#### Given request:
Give the number of lines in the data that hold the string "displayed". Nothing else is needed.
════════
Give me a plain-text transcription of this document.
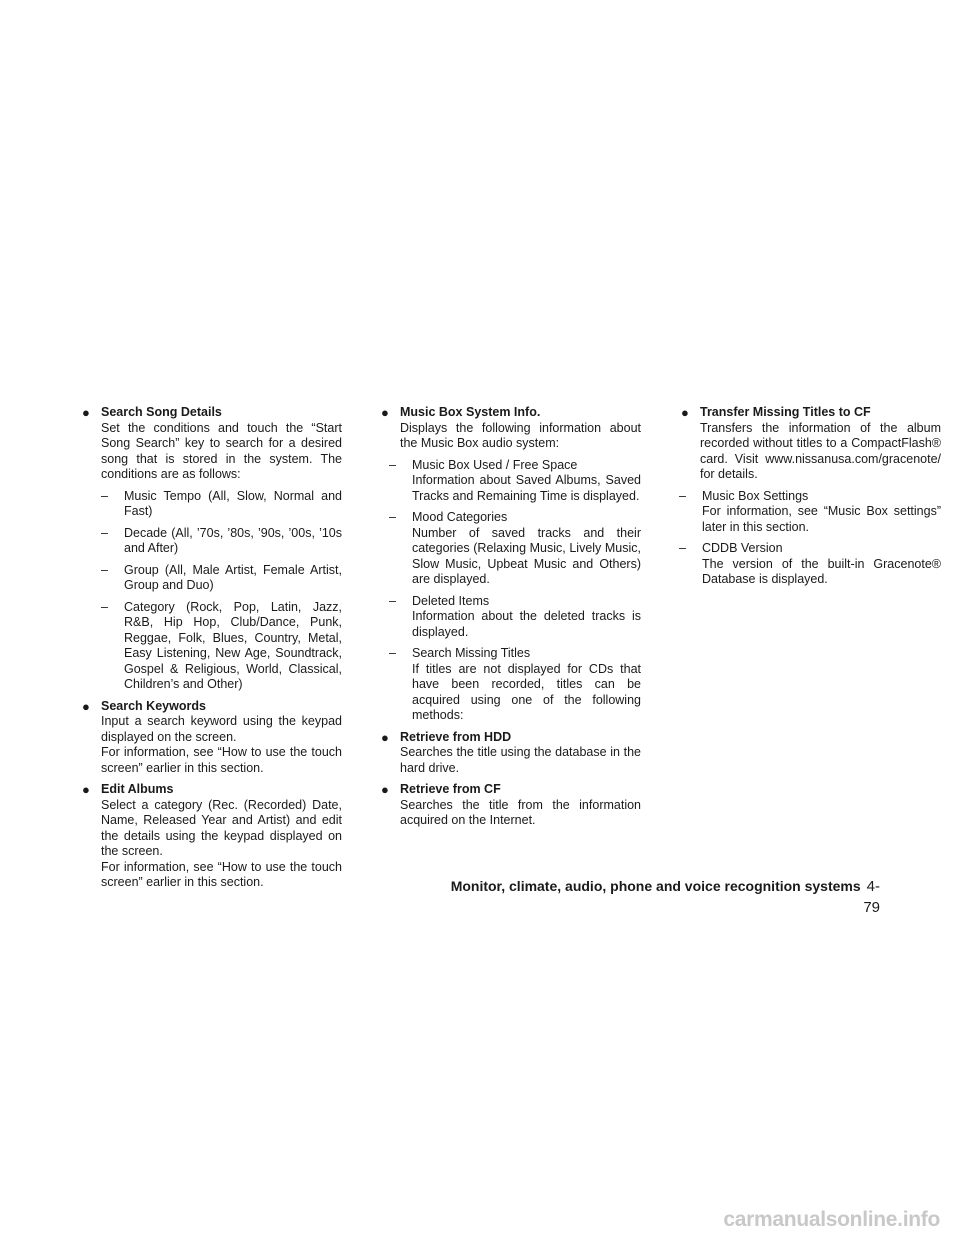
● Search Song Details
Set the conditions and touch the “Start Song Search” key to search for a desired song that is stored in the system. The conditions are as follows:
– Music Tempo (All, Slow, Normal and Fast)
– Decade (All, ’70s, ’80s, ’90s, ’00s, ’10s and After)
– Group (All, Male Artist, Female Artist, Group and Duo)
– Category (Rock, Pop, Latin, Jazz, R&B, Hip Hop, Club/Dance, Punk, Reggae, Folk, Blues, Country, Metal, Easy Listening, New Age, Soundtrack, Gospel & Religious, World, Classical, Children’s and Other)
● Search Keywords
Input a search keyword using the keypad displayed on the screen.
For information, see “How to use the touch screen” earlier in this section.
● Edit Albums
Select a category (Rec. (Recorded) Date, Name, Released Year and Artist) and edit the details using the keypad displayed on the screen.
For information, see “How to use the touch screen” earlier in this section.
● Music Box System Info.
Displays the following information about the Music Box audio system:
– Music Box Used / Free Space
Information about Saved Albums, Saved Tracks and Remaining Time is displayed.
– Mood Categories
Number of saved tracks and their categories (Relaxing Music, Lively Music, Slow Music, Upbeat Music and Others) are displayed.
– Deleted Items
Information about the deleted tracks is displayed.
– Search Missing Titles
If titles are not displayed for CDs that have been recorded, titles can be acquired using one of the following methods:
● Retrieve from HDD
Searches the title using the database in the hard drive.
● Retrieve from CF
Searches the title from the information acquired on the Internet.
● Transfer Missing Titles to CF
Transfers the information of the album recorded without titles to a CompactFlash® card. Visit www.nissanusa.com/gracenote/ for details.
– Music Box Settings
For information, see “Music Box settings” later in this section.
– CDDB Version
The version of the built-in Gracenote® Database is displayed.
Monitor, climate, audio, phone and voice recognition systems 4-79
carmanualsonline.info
════════
#### Answer to the problem:
7